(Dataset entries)
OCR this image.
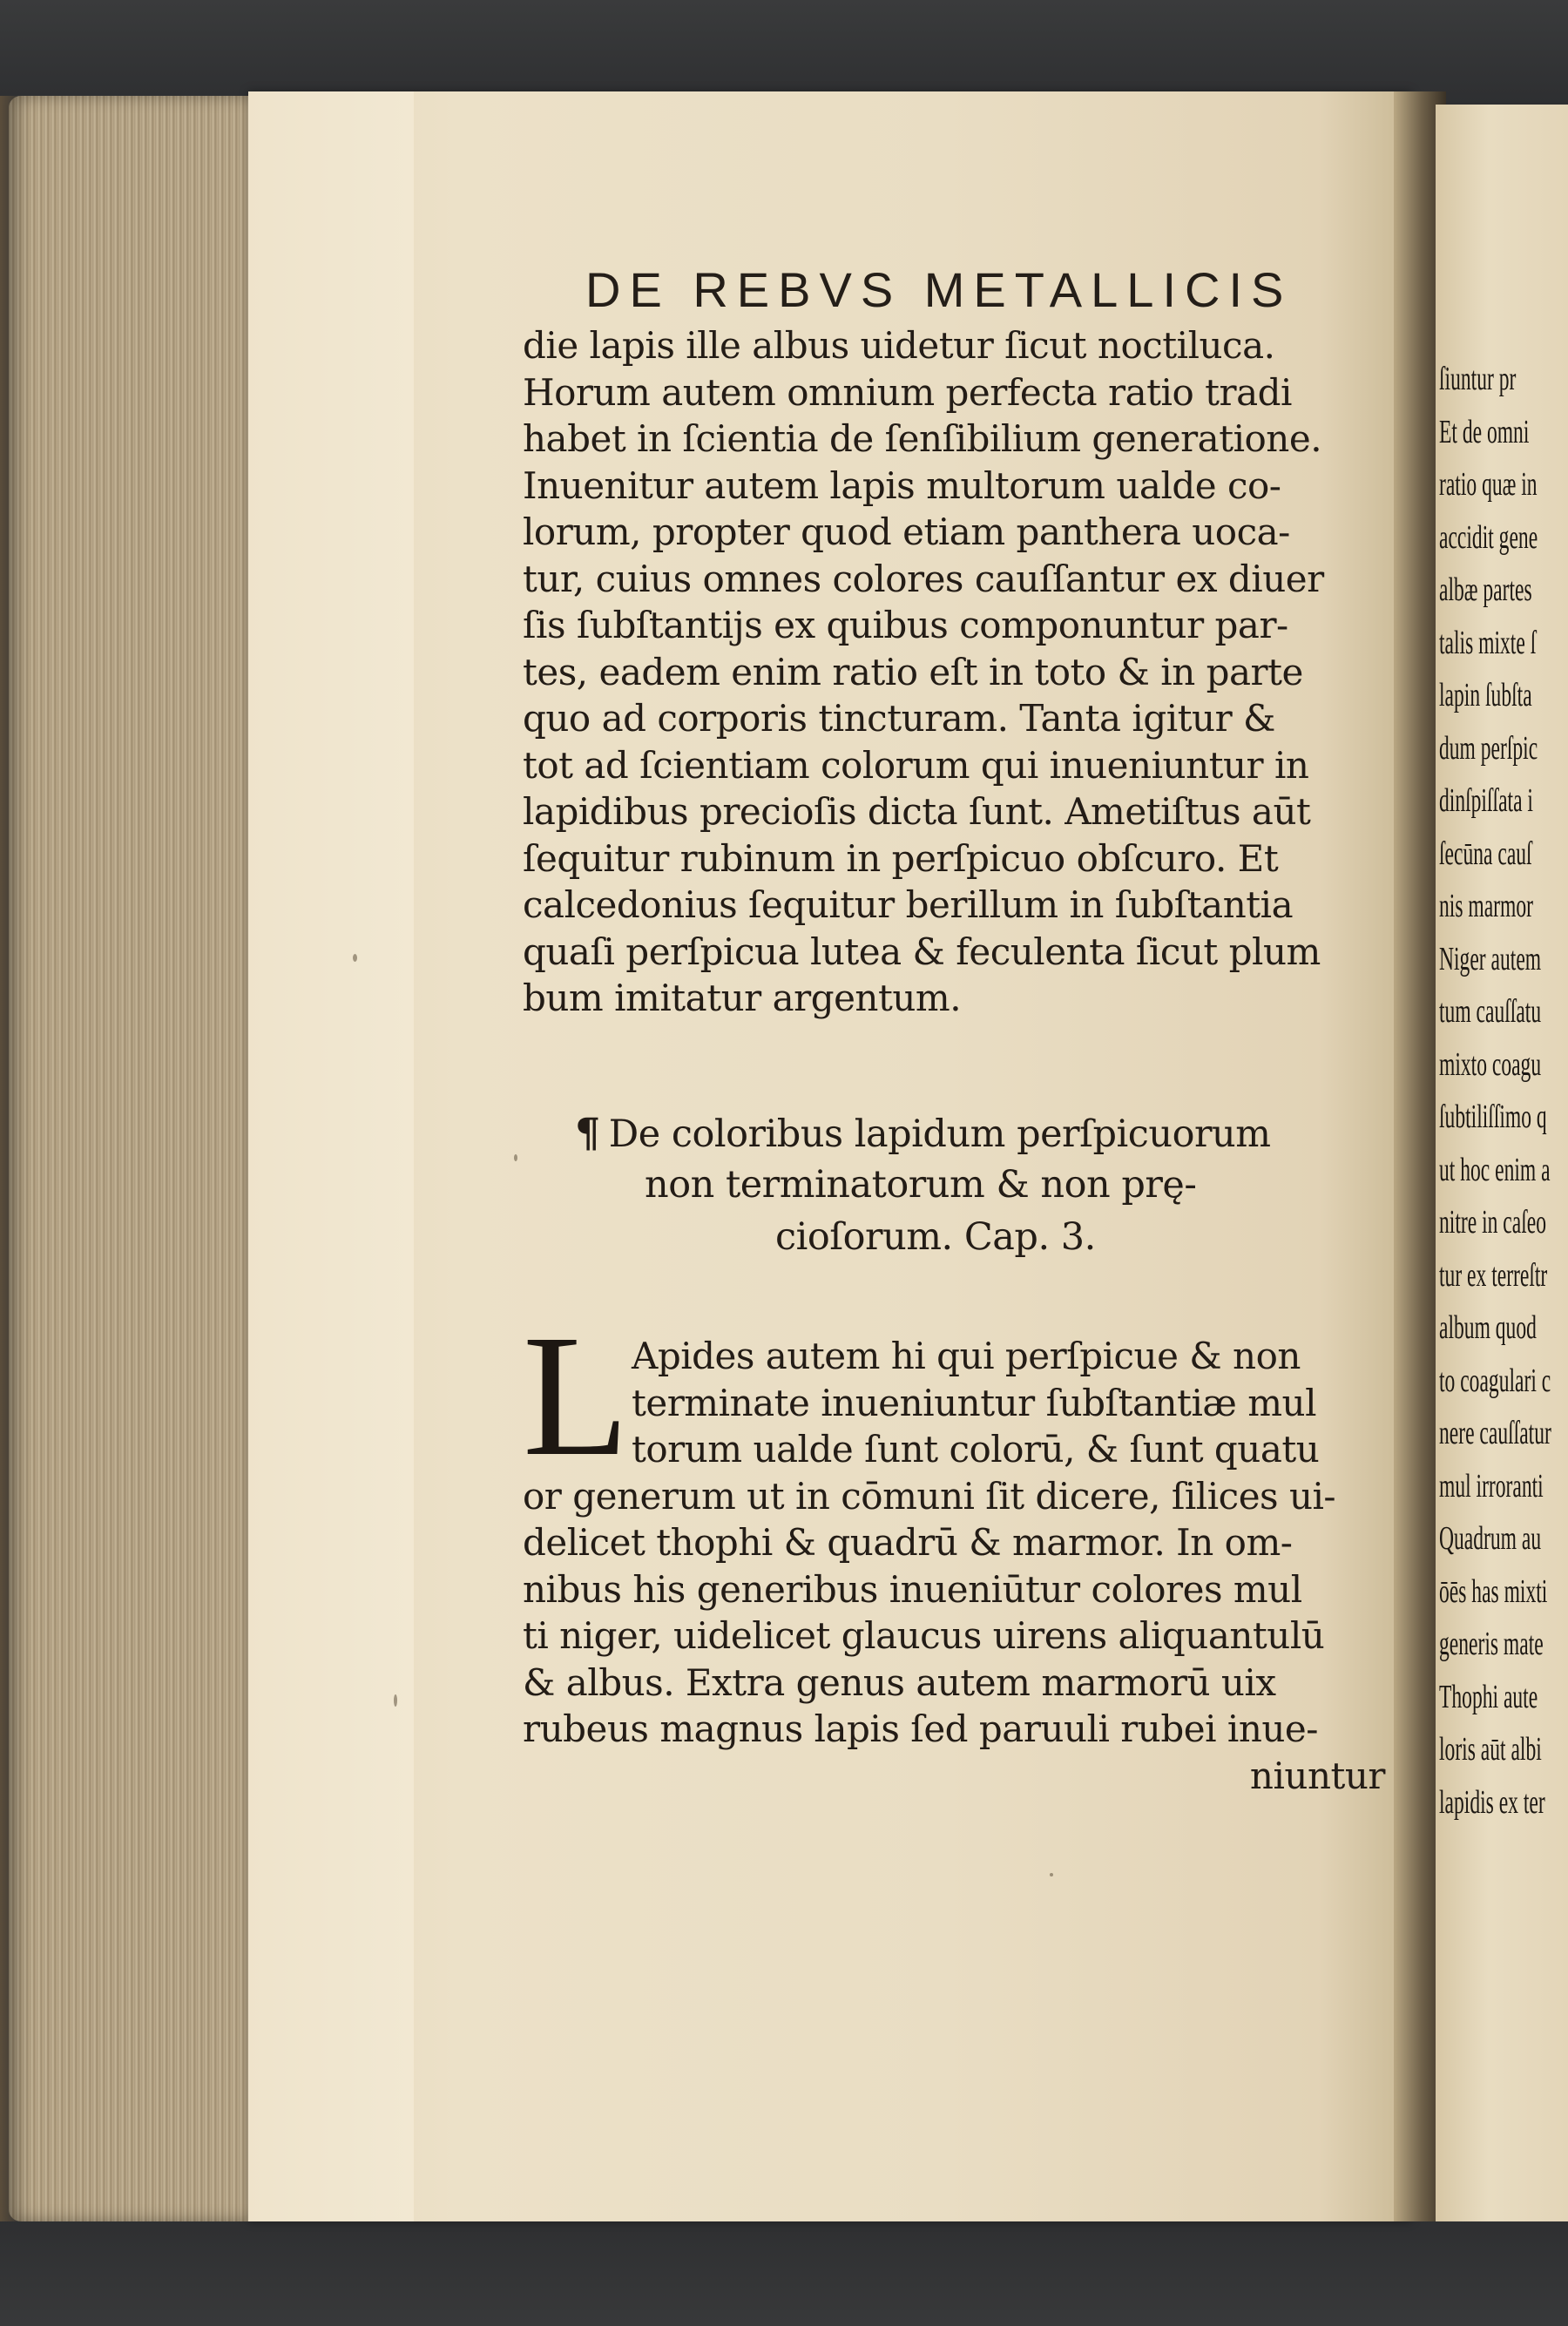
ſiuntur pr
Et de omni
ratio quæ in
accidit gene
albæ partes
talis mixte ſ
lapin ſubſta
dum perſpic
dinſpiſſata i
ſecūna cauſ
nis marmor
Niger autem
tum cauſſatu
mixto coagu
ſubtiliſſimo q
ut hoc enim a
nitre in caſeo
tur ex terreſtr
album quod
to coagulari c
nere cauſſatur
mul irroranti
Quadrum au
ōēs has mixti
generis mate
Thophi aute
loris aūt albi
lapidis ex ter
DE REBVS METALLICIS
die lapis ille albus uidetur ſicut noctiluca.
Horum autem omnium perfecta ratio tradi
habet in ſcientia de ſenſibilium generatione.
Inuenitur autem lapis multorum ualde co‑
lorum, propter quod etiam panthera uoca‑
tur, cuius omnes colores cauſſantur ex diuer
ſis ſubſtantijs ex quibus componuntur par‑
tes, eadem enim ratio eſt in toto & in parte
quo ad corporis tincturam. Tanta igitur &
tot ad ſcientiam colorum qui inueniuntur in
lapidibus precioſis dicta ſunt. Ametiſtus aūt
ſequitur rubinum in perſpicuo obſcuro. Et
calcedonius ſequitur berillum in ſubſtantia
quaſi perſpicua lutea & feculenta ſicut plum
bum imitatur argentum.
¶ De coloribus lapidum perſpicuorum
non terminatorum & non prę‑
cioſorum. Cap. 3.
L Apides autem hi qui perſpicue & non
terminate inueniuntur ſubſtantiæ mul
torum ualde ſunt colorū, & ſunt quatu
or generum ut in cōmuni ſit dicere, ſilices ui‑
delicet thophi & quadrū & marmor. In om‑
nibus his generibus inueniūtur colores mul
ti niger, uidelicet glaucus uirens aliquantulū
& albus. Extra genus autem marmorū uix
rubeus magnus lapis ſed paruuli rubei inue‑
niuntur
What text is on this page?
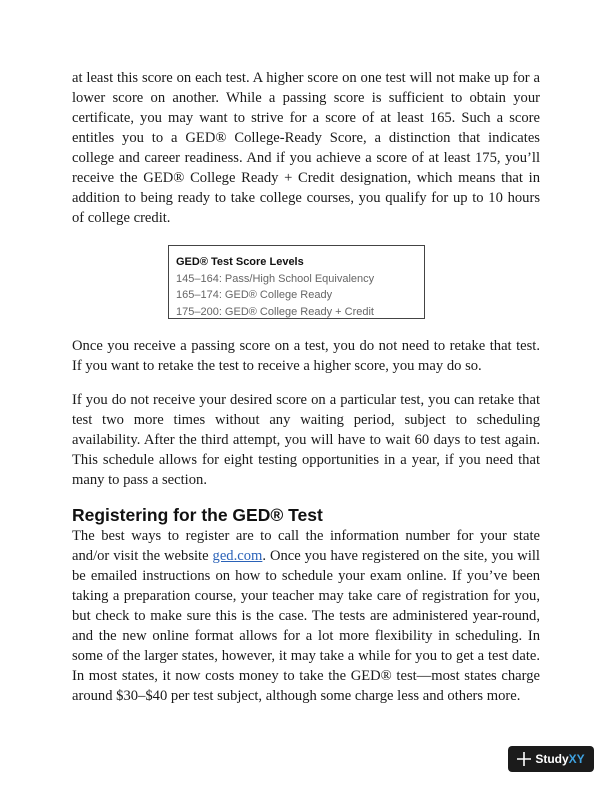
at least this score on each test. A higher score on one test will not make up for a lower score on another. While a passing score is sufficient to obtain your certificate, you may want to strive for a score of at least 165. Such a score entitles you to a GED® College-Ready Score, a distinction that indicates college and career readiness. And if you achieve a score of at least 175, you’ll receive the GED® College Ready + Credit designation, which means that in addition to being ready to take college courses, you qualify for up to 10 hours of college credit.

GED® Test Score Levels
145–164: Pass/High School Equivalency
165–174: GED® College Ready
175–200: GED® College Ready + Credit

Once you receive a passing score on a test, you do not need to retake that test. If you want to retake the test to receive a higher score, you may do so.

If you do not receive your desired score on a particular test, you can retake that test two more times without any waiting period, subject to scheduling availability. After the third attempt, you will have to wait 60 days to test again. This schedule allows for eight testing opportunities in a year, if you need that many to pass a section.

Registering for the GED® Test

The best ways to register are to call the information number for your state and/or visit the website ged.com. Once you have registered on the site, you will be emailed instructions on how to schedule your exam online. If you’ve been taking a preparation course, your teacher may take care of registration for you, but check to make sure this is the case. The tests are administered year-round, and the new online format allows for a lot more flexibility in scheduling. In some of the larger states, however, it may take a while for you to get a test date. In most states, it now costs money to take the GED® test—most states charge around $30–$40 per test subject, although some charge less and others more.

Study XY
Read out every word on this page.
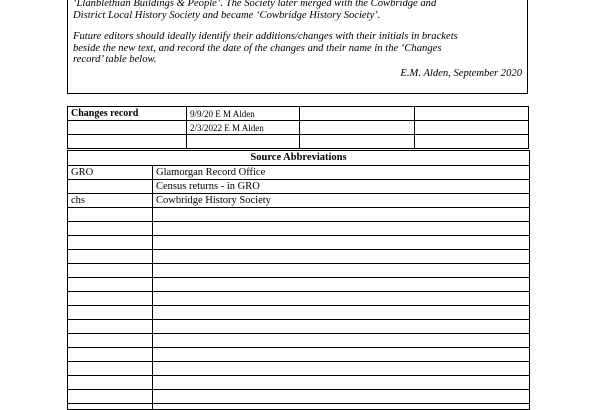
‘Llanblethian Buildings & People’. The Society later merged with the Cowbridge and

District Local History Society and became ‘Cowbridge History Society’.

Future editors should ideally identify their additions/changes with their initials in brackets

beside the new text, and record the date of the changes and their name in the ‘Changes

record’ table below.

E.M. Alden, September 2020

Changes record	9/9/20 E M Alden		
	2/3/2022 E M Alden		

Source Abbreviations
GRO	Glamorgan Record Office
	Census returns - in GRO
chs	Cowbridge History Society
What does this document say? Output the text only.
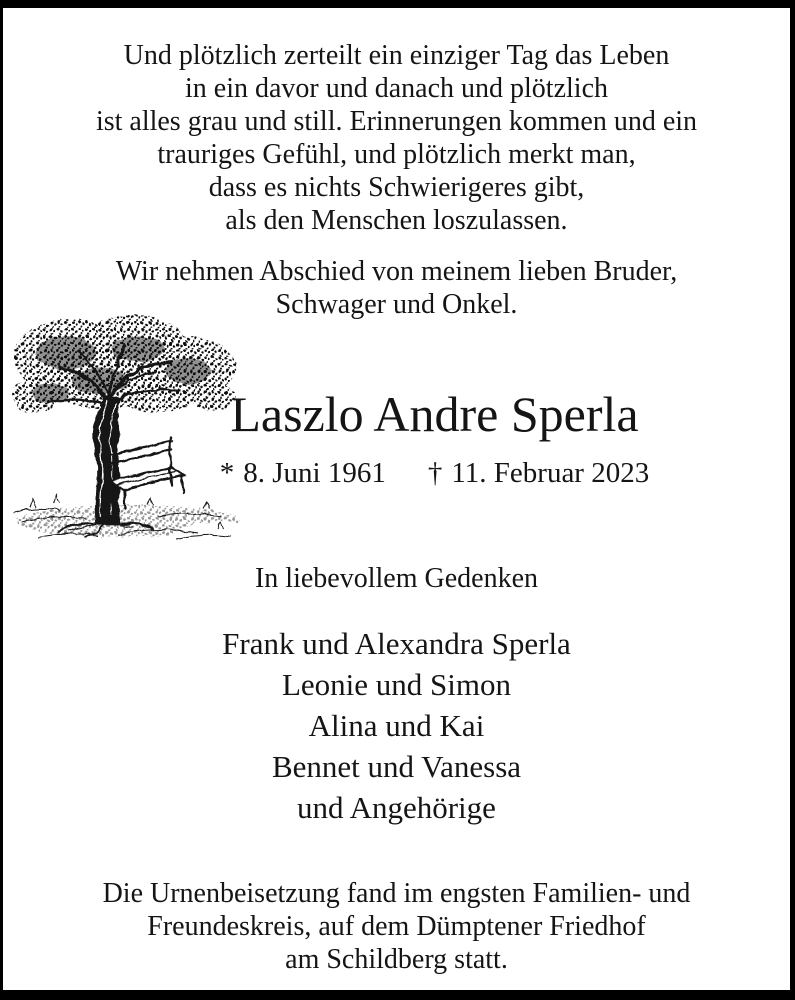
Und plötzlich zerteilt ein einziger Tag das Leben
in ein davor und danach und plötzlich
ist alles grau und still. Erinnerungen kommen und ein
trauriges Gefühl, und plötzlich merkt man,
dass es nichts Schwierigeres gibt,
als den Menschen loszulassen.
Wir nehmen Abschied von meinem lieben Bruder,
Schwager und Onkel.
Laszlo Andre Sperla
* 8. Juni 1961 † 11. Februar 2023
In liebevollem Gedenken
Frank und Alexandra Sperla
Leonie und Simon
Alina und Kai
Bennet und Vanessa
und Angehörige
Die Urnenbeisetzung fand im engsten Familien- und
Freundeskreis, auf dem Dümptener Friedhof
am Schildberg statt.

**PROBLEM DESCRIPTION**
Reproduce, word for word, every line from the one that contains "Read out every word on this page." to the end of the data, including both ends; omit all pictures.

**EXPECTED ANSWER**
Read out every word on this page.
‘Llanblethian Buildings & People’. The Society later merged with the Cowbridge and

District Local History Society and became ‘Cowbridge History Society’.

Future editors should ideally identify their additions/changes with their initials in brackets

beside the new text, and record the date of the changes and their name in the ‘Changes

record’ table below.

E.M. Alden, September 2020

Changes record	9/9/20 E M Alden		
	2/3/2022 E M Alden		

Source Abbreviations
GRO	Glamorgan Record Office
	Census returns - in GRO
chs	Cowbridge History Society
What does this document say? Output the text only.
Und plötzlich zerteilt ein einziger Tag das Leben
in ein davor und danach und plötzlich
ist alles grau und still. Erinnerungen kommen und ein
trauriges Gefühl, und plötzlich merkt man,
dass es nichts Schwierigeres gibt,
als den Menschen loszulassen.
Wir nehmen Abschied von meinem lieben Bruder,
Schwager und Onkel.
Laszlo Andre Sperla
* 8. Juni 1961 † 11. Februar 2023
In liebevollem Gedenken
Frank und Alexandra Sperla
Leonie und Simon
Alina und Kai
Bennet und Vanessa
und Angehörige
Die Urnenbeisetzung fand im engsten Familien- und
Freundeskreis, auf dem Dümptener Friedhof
am Schildberg statt.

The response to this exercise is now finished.